Data extract:
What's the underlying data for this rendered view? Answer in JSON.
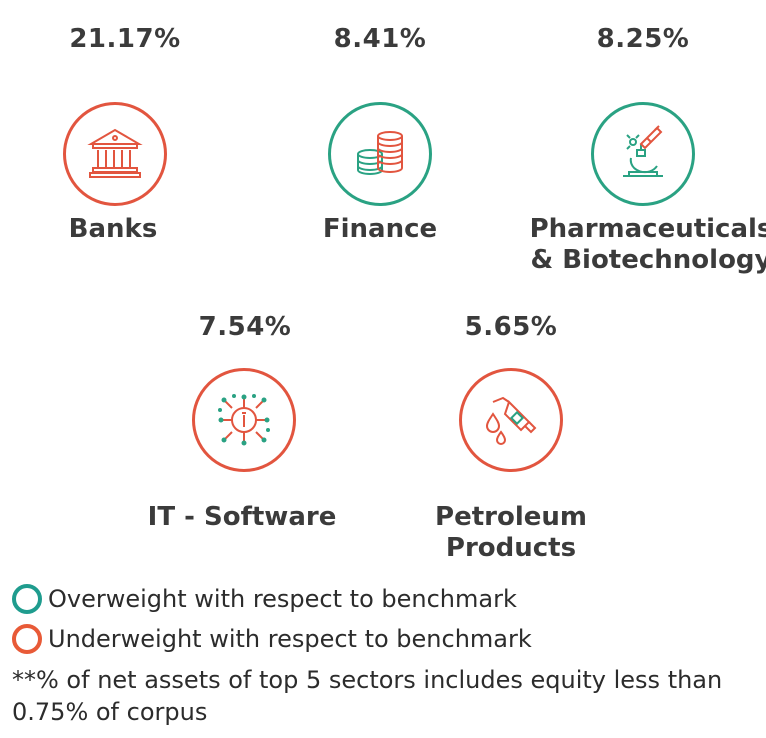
{
  "sectors": [
    {
      "pct": "21.17%",
      "name": "Banks",
      "status": "underweight",
      "icon": "bank-icon"
    },
    {
      "pct": "8.41%",
      "name": "Finance",
      "status": "overweight",
      "icon": "coins-icon"
    },
    {
      "pct": "8.25%",
      "name_line1": "Pharmaceuticals",
      "name_line2": "& Biotechnology",
      "status": "overweight",
      "icon": "microscope-icon"
    },
    {
      "pct": "7.54%",
      "name": "IT - Software",
      "status": "underweight",
      "icon": "chip-icon"
    },
    {
      "pct": "5.65%",
      "name_line1": "Petroleum",
      "name_line2": "Products",
      "status": "underweight",
      "icon": "fuel-nozzle-icon"
    }
  ],
  "colors": {
    "underweight": "#e2553f",
    "overweight": "#2aa283"
  },
  "legend": {
    "overweight": "Overweight with respect to benchmark",
    "underweight": "Underweight with respect to benchmark"
  },
  "note": "**% of net assets of top 5 sectors includes equity less than 0.75% of corpus"
}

Short task:
Without the pictures, write out all of the material exactly.

The reply:
What's the underlying data for this rendered view? Answer in JSON.
{
  "sectors": [
    {
      "pct": "21.17%",
      "name": "Banks",
      "status": "underweight",
      "icon": "bank-icon"
    },
    {
      "pct": "8.41%",
      "name": "Finance",
      "status": "overweight",
      "icon": "coins-icon"
    },
    {
      "pct": "8.25%",
      "name_line1": "Pharmaceuticals",
      "name_line2": "& Biotechnology",
      "status": "overweight",
      "icon": "microscope-icon"
    },
    {
      "pct": "7.54%",
      "name": "IT - Software",
      "status": "underweight",
      "icon": "chip-icon"
    },
    {
      "pct": "5.65%",
      "name_line1": "Petroleum",
      "name_line2": "Products",
      "status": "underweight",
      "icon": "fuel-nozzle-icon"
    }
  ],
  "colors": {
    "underweight": "#e2553f",
    "overweight": "#2aa283"
  },
  "legend": {
    "overweight": "Overweight with respect to benchmark",
    "underweight": "Underweight with respect to benchmark"
  },
  "note": "**% of net assets of top 5 sectors includes equity less than 0.75% of corpus"
}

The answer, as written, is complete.